───── DATA FOR PROCESSING

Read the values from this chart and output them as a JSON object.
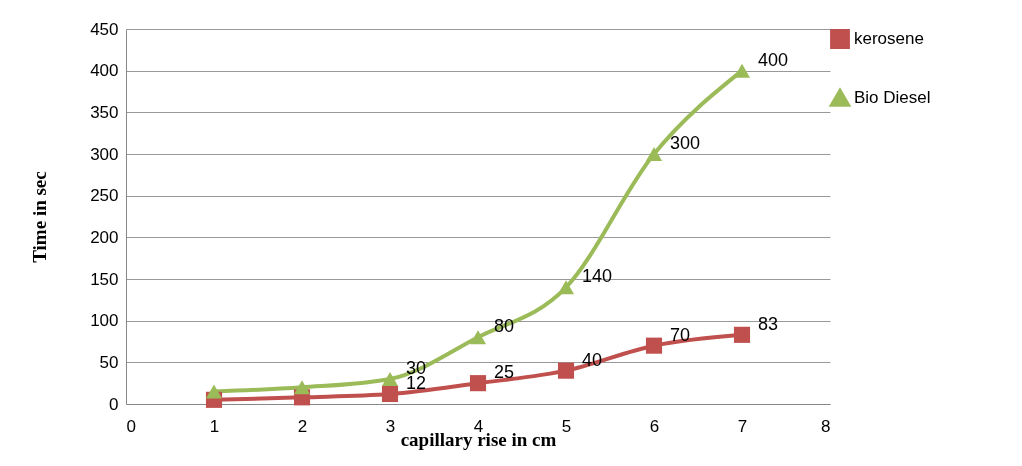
{
  "chart_data": {
    "type": "line",
    "xlabel": "capillary rise in cm",
    "ylabel": "Time in sec",
    "x": [
      1,
      2,
      3,
      4,
      5,
      6,
      7
    ],
    "xlim": [
      0,
      8
    ],
    "xticks": [
      0,
      1,
      2,
      3,
      4,
      5,
      6,
      7,
      8
    ],
    "ylim": [
      0,
      450
    ],
    "yticks": [
      0,
      50,
      100,
      150,
      200,
      250,
      300,
      350,
      400,
      450
    ],
    "grid": "y",
    "legend": "right",
    "series": [
      {
        "name": "kerosene",
        "color": "#c0504d",
        "marker": "square",
        "values": [
          5,
          8,
          12,
          25,
          40,
          70,
          83
        ],
        "value_labels": [
          null,
          null,
          "12",
          "25",
          "40",
          "70",
          "83"
        ]
      },
      {
        "name": "Bio Diesel",
        "color": "#9bbb59",
        "marker": "triangle",
        "values": [
          15,
          20,
          30,
          80,
          140,
          300,
          400
        ],
        "value_labels": [
          null,
          null,
          "30",
          "80",
          "140",
          "300",
          "400"
        ]
      }
    ]
  }
}
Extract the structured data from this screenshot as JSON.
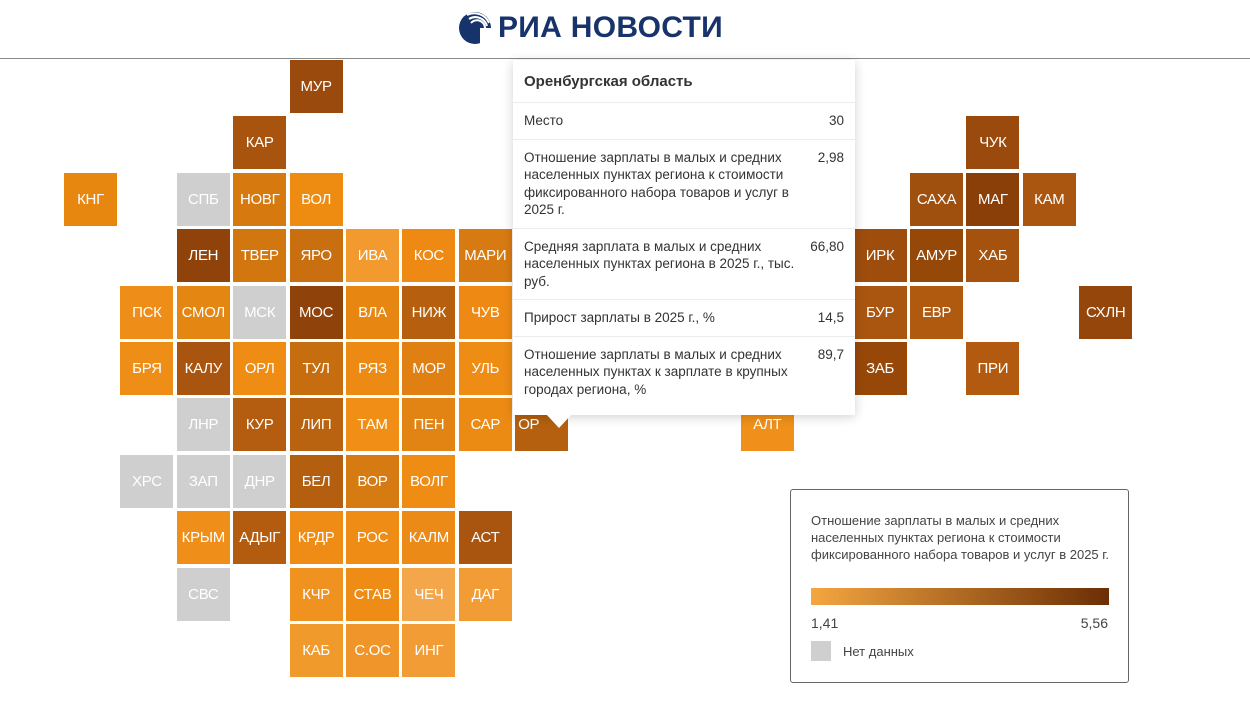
{
  "header": {
    "brand": "РИА НОВОСТИ",
    "brand_color": "#17336b"
  },
  "tiles": [
    {
      "label": "МУР",
      "color": "#9a4a0c"
    },
    {
      "label": "КАР",
      "color": "#a9540e"
    },
    {
      "label": "ЧУК",
      "color": "#9a4a0c"
    },
    {
      "label": "КНГ",
      "color": "#e8870f"
    },
    {
      "label": "СПБ",
      "color": "#cfcfcf"
    },
    {
      "label": "НОВГ",
      "color": "#d67a10"
    },
    {
      "label": "ВОЛ",
      "color": "#ee8c12"
    },
    {
      "label": "САХА",
      "color": "#a0500e"
    },
    {
      "label": "МАГ",
      "color": "#8a3f08"
    },
    {
      "label": "КАМ",
      "color": "#ab5610"
    },
    {
      "label": "ЛЕН",
      "color": "#8f430b"
    },
    {
      "label": "ТВЕР",
      "color": "#d27610"
    },
    {
      "label": "ЯРО",
      "color": "#c96f10"
    },
    {
      "label": "ИВА",
      "color": "#f29a2e"
    },
    {
      "label": "КОС",
      "color": "#ee8a14"
    },
    {
      "label": "МАРИ",
      "color": "#d87a12"
    },
    {
      "label": "ИРК",
      "color": "#9e4d0d"
    },
    {
      "label": "АМУР",
      "color": "#964809"
    },
    {
      "label": "ХАБ",
      "color": "#a5520f"
    },
    {
      "label": "ПСК",
      "color": "#ee8d18"
    },
    {
      "label": "СМОЛ",
      "color": "#e48612"
    },
    {
      "label": "МСК",
      "color": "#cfcfcf"
    },
    {
      "label": "МОС",
      "color": "#8f420a"
    },
    {
      "label": "ВЛА",
      "color": "#e78712"
    },
    {
      "label": "НИЖ",
      "color": "#b6600f"
    },
    {
      "label": "ЧУВ",
      "color": "#ee8a14"
    },
    {
      "label": "БУР",
      "color": "#aa5510"
    },
    {
      "label": "ЕВР",
      "color": "#b05a10"
    },
    {
      "label": "СХЛН",
      "color": "#94460b"
    },
    {
      "label": "БРЯ",
      "color": "#ef8e16"
    },
    {
      "label": "КАЛУ",
      "color": "#a9540f"
    },
    {
      "label": "ОРЛ",
      "color": "#ee8c14"
    },
    {
      "label": "ТУЛ",
      "color": "#c66d10"
    },
    {
      "label": "РЯЗ",
      "color": "#ec8a14"
    },
    {
      "label": "МОР",
      "color": "#e08013"
    },
    {
      "label": "УЛЬ",
      "color": "#ee8c14"
    },
    {
      "label": "ЗАБ",
      "color": "#974809"
    },
    {
      "label": "ПРИ",
      "color": "#b25b10"
    },
    {
      "label": "ЛНР",
      "color": "#cfcfcf"
    },
    {
      "label": "КУР",
      "color": "#b45c0f"
    },
    {
      "label": "ЛИП",
      "color": "#b9620f"
    },
    {
      "label": "ТАМ",
      "color": "#f08e16"
    },
    {
      "label": "ПЕН",
      "color": "#e28414"
    },
    {
      "label": "САР",
      "color": "#ec8b14"
    },
    {
      "label": "ОР",
      "color": "#b4600f"
    },
    {
      "label": "АЛТ",
      "color": "#f0901a"
    },
    {
      "label": "ХРС",
      "color": "#cfcfcf"
    },
    {
      "label": "ЗАП",
      "color": "#cfcfcf"
    },
    {
      "label": "ДНР",
      "color": "#cfcfcf"
    },
    {
      "label": "БЕЛ",
      "color": "#b45e0f"
    },
    {
      "label": "ВОР",
      "color": "#d67a12"
    },
    {
      "label": "ВОЛГ",
      "color": "#ee8c14"
    },
    {
      "label": "КРЫМ",
      "color": "#ef8e18"
    },
    {
      "label": "АДЫГ",
      "color": "#b35c0f"
    },
    {
      "label": "КРДР",
      "color": "#ee8c15"
    },
    {
      "label": "РОС",
      "color": "#ee8c16"
    },
    {
      "label": "КАЛМ",
      "color": "#ec8a18"
    },
    {
      "label": "АСТ",
      "color": "#a9540f"
    },
    {
      "label": "СВС",
      "color": "#cfcfcf"
    },
    {
      "label": "КЧР",
      "color": "#f09220"
    },
    {
      "label": "СТАВ",
      "color": "#ee8c15"
    },
    {
      "label": "ЧЕЧ",
      "color": "#f4a64a"
    },
    {
      "label": "ДАГ",
      "color": "#f29c35"
    },
    {
      "label": "КАБ",
      "color": "#f19a2c"
    },
    {
      "label": "С.ОС",
      "color": "#f0952a"
    },
    {
      "label": "ИНГ",
      "color": "#f29c35"
    }
  ],
  "tooltip": {
    "title": "Оренбургская область",
    "rows": [
      {
        "label": "Место",
        "value": "30"
      },
      {
        "label": "Отношение зарплаты в малых и средних населенных пунктах региона к стоимости фиксированного набора товаров и услуг в 2025 г.",
        "value": "2,98"
      },
      {
        "label": "Средняя зарплата в малых и средних населенных пунктах региона в 2025 г., тыс. руб.",
        "value": "66,80"
      },
      {
        "label": "Прирост зарплаты в 2025 г., %",
        "value": "14,5"
      },
      {
        "label": "Отношение зарплаты в малых и средних населенных пунктах к зарплате в крупных городах региона, %",
        "value": "89,7"
      }
    ]
  },
  "legend": {
    "title": "Отношение зарплаты в малых и средних населенных пунктах региона к стоимости фиксированного набора товаров и услуг в 2025 г.",
    "min": "1,41",
    "max": "5,56",
    "min_color": "#f4a640",
    "max_color": "#6b2e05",
    "nodata_label": "Нет данных",
    "nodata_color": "#cfcfcf"
  }
}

──────────

_AIM OF THE TASK_: Of the lines in the data, how many hold the string "товаров"? State the number, nothing else.

_RESPONSE TO THIS EXERCISE_: 2